Exercise goal: Every record here should be printed again exactly.

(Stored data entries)

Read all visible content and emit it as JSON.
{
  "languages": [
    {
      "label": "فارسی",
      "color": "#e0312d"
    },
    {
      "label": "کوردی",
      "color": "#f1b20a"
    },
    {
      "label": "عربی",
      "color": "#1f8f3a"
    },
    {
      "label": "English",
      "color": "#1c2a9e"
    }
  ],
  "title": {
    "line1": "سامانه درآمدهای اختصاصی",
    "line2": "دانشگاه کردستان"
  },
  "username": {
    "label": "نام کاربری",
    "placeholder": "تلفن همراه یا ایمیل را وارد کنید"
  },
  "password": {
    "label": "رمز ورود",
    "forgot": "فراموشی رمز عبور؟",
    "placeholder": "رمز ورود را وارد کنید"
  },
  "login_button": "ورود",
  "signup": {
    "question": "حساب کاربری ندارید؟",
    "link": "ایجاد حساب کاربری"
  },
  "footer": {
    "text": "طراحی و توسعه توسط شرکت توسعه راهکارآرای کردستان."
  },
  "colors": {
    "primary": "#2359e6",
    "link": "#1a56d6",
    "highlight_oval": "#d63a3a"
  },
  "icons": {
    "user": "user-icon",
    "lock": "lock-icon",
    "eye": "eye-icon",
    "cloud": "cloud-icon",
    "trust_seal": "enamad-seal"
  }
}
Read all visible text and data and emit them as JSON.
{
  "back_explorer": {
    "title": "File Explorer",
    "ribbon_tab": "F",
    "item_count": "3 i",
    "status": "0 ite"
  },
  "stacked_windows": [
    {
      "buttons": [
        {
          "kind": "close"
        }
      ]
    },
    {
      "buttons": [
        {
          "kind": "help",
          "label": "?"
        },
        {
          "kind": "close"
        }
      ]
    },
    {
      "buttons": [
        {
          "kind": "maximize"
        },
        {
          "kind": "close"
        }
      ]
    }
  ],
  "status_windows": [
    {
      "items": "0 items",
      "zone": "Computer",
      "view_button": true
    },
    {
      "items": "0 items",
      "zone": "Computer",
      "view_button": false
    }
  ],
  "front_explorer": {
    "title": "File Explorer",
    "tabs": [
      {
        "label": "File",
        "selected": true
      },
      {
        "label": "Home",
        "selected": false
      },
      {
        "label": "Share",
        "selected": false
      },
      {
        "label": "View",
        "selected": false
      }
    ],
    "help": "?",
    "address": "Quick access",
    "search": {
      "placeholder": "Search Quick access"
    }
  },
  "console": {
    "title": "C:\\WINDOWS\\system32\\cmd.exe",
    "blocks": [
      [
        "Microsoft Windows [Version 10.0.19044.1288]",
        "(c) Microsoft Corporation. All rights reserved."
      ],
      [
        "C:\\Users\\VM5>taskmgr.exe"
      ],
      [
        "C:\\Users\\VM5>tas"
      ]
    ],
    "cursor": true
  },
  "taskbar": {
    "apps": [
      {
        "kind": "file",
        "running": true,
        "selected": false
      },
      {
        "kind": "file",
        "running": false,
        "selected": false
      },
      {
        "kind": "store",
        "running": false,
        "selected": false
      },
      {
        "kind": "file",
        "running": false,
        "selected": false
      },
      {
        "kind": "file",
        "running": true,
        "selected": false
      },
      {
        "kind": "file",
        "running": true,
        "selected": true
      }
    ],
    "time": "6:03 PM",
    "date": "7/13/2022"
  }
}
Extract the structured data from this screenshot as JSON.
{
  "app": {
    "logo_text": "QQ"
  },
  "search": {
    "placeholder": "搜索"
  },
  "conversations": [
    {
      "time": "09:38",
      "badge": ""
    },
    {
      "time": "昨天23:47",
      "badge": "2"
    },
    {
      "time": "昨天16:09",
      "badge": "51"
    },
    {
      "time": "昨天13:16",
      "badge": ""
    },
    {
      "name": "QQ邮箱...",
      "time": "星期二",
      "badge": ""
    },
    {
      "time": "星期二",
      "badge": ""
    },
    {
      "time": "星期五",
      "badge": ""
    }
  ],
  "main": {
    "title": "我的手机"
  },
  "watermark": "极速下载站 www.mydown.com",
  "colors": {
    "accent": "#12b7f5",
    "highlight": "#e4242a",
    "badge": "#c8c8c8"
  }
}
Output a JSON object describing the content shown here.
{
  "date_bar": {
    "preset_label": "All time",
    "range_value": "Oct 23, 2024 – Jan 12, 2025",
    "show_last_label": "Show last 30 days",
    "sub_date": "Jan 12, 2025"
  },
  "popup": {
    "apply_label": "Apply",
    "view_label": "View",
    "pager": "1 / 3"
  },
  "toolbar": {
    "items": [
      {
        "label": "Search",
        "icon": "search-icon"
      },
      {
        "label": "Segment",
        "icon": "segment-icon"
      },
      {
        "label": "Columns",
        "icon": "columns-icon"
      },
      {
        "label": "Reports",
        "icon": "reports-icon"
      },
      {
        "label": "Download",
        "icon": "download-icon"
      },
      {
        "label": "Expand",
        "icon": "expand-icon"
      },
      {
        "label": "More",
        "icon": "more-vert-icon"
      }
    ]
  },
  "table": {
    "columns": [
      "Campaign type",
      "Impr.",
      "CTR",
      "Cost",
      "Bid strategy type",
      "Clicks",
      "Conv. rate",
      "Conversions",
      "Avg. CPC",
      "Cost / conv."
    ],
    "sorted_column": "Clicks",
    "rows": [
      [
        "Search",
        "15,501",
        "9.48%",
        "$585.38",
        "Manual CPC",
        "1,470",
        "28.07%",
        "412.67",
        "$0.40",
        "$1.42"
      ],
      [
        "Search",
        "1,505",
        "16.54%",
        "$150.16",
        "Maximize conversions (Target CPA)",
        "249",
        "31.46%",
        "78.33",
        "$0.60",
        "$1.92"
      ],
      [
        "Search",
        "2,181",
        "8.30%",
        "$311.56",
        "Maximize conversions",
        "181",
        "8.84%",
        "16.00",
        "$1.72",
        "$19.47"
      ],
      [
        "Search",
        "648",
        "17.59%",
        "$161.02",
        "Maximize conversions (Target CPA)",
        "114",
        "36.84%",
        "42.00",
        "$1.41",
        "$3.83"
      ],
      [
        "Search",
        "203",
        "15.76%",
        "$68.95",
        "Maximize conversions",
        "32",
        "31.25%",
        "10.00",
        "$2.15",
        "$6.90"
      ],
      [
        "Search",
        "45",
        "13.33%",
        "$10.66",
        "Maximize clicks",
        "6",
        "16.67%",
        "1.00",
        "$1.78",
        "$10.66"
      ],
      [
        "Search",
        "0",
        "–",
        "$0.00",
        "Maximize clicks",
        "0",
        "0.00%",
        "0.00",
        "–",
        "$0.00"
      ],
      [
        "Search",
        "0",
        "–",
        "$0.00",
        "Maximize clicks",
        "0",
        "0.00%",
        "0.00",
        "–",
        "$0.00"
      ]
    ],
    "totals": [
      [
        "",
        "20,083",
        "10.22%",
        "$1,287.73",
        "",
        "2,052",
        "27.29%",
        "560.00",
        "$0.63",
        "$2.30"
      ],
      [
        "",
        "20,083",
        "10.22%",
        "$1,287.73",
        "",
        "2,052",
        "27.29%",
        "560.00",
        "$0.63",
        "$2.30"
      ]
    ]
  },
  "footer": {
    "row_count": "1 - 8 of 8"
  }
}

Worked solution:
Read all visible content and emit it as JSON.
{
  "languages": [
    {
      "label": "فارسی",
      "color": "#e0312d"
    },
    {
      "label": "کوردی",
      "color": "#f1b20a"
    },
    {
      "label": "عربی",
      "color": "#1f8f3a"
    },
    {
      "label": "English",
      "color": "#1c2a9e"
    }
  ],
  "title": {
    "line1": "سامانه درآمدهای اختصاصی",
    "line2": "دانشگاه کردستان"
  },
  "username": {
    "label": "نام کاربری",
    "placeholder": "تلفن همراه یا ایمیل را وارد کنید"
  },
  "password": {
    "label": "رمز ورود",
    "forgot": "فراموشی رمز عبور؟",
    "placeholder": "رمز ورود را وارد کنید"
  },
  "login_button": "ورود",
  "signup": {
    "question": "حساب کاربری ندارید؟",
    "link": "ایجاد حساب کاربری"
  },
  "footer": {
    "text": "طراحی و توسعه توسط شرکت توسعه راهکارآرای کردستان."
  },
  "colors": {
    "primary": "#2359e6",
    "link": "#1a56d6",
    "highlight_oval": "#d63a3a"
  },
  "icons": {
    "user": "user-icon",
    "lock": "lock-icon",
    "eye": "eye-icon",
    "cloud": "cloud-icon",
    "trust_seal": "enamad-seal"
  }
}
Read all visible text and data and emit them as JSON.
{
  "back_explorer": {
    "title": "File Explorer",
    "ribbon_tab": "F",
    "item_count": "3 i",
    "status": "0 ite"
  },
  "stacked_windows": [
    {
      "buttons": [
        {
          "kind": "close"
        }
      ]
    },
    {
      "buttons": [
        {
          "kind": "help",
          "label": "?"
        },
        {
          "kind": "close"
        }
      ]
    },
    {
      "buttons": [
        {
          "kind": "maximize"
        },
        {
          "kind": "close"
        }
      ]
    }
  ],
  "status_windows": [
    {
      "items": "0 items",
      "zone": "Computer",
      "view_button": true
    },
    {
      "items": "0 items",
      "zone": "Computer",
      "view_button": false
    }
  ],
  "front_explorer": {
    "title": "File Explorer",
    "tabs": [
      {
        "label": "File",
        "selected": true
      },
      {
        "label": "Home",
        "selected": false
      },
      {
        "label": "Share",
        "selected": false
      },
      {
        "label": "View",
        "selected": false
      }
    ],
    "help": "?",
    "address": "Quick access",
    "search": {
      "placeholder": "Search Quick access"
    }
  },
  "console": {
    "title": "C:\\WINDOWS\\system32\\cmd.exe",
    "blocks": [
      [
        "Microsoft Windows [Version 10.0.19044.1288]",
        "(c) Microsoft Corporation. All rights reserved."
      ],
      [
        "C:\\Users\\VM5>taskmgr.exe"
      ],
      [
        "C:\\Users\\VM5>tas"
      ]
    ],
    "cursor": true
  },
  "taskbar": {
    "apps": [
      {
        "kind": "file",
        "running": true,
        "selected": false
      },
      {
        "kind": "file",
        "running": false,
        "selected": false
      },
      {
        "kind": "store",
        "running": false,
        "selected": false
      },
      {
        "kind": "file",
        "running": false,
        "selected": false
      },
      {
        "kind": "file",
        "running": true,
        "selected": false
      },
      {
        "kind": "file",
        "running": true,
        "selected": true
      }
    ],
    "time": "6:03 PM",
    "date": "7/13/2022"
  }
}
Extract the structured data from this screenshot as JSON.
{
  "app": {
    "logo_text": "QQ"
  },
  "search": {
    "placeholder": "搜索"
  },
  "conversations": [
    {
      "time": "09:38",
      "badge": ""
    },
    {
      "time": "昨天23:47",
      "badge": "2"
    },
    {
      "time": "昨天16:09",
      "badge": "51"
    },
    {
      "time": "昨天13:16",
      "badge": ""
    },
    {
      "name": "QQ邮箱...",
      "time": "星期二",
      "badge": ""
    },
    {
      "time": "星期二",
      "badge": ""
    },
    {
      "time": "星期五",
      "badge": ""
    }
  ],
  "main": {
    "title": "我的手机"
  },
  "watermark": "极速下载站 www.mydown.com",
  "colors": {
    "accent": "#12b7f5",
    "highlight": "#e4242a",
    "badge": "#c8c8c8"
  }
}
Output a JSON object describing the content shown here.
{
  "date_bar": {
    "preset_label": "All time",
    "range_value": "Oct 23, 2024 – Jan 12, 2025",
    "show_last_label": "Show last 30 days",
    "sub_date": "Jan 12, 2025"
  },
  "popup": {
    "apply_label": "Apply",
    "view_label": "View",
    "pager": "1 / 3"
  },
  "toolbar": {
    "items": [
      {
        "label": "Search",
        "icon": "search-icon"
      },
      {
        "label": "Segment",
        "icon": "segment-icon"
      },
      {
        "label": "Columns",
        "icon": "columns-icon"
      },
      {
        "label": "Reports",
        "icon": "reports-icon"
      },
      {
        "label": "Download",
        "icon": "download-icon"
      },
      {
        "label": "Expand",
        "icon": "expand-icon"
      },
      {
        "label": "More",
        "icon": "more-vert-icon"
      }
    ]
  },
  "table": {
    "columns": [
      "Campaign type",
      "Impr.",
      "CTR",
      "Cost",
      "Bid strategy type",
      "Clicks",
      "Conv. rate",
      "Conversions",
      "Avg. CPC",
      "Cost / conv."
    ],
    "sorted_column": "Clicks",
    "rows": [
      [
        "Search",
        "15,501",
        "9.48%",
        "$585.38",
        "Manual CPC",
        "1,470",
        "28.07%",
        "412.67",
        "$0.40",
        "$1.42"
      ],
      [
        "Search",
        "1,505",
        "16.54%",
        "$150.16",
        "Maximize conversions (Target CPA)",
        "249",
        "31.46%",
        "78.33",
        "$0.60",
        "$1.92"
      ],
      [
        "Search",
        "2,181",
        "8.30%",
        "$311.56",
        "Maximize conversions",
        "181",
        "8.84%",
        "16.00",
        "$1.72",
        "$19.47"
      ],
      [
        "Search",
        "648",
        "17.59%",
        "$161.02",
        "Maximize conversions (Target CPA)",
        "114",
        "36.84%",
        "42.00",
        "$1.41",
        "$3.83"
      ],
      [
        "Search",
        "203",
        "15.76%",
        "$68.95",
        "Maximize conversions",
        "32",
        "31.25%",
        "10.00",
        "$2.15",
        "$6.90"
      ],
      [
        "Search",
        "45",
        "13.33%",
        "$10.66",
        "Maximize clicks",
        "6",
        "16.67%",
        "1.00",
        "$1.78",
        "$10.66"
      ],
      [
        "Search",
        "0",
        "–",
        "$0.00",
        "Maximize clicks",
        "0",
        "0.00%",
        "0.00",
        "–",
        "$0.00"
      ],
      [
        "Search",
        "0",
        "–",
        "$0.00",
        "Maximize clicks",
        "0",
        "0.00%",
        "0.00",
        "–",
        "$0.00"
      ]
    ],
    "totals": [
      [
        "",
        "20,083",
        "10.22%",
        "$1,287.73",
        "",
        "2,052",
        "27.29%",
        "560.00",
        "$0.63",
        "$2.30"
      ],
      [
        "",
        "20,083",
        "10.22%",
        "$1,287.73",
        "",
        "2,052",
        "27.29%",
        "560.00",
        "$0.63",
        "$2.30"
      ]
    ]
  },
  "footer": {
    "row_count": "1 - 8 of 8"
  }
}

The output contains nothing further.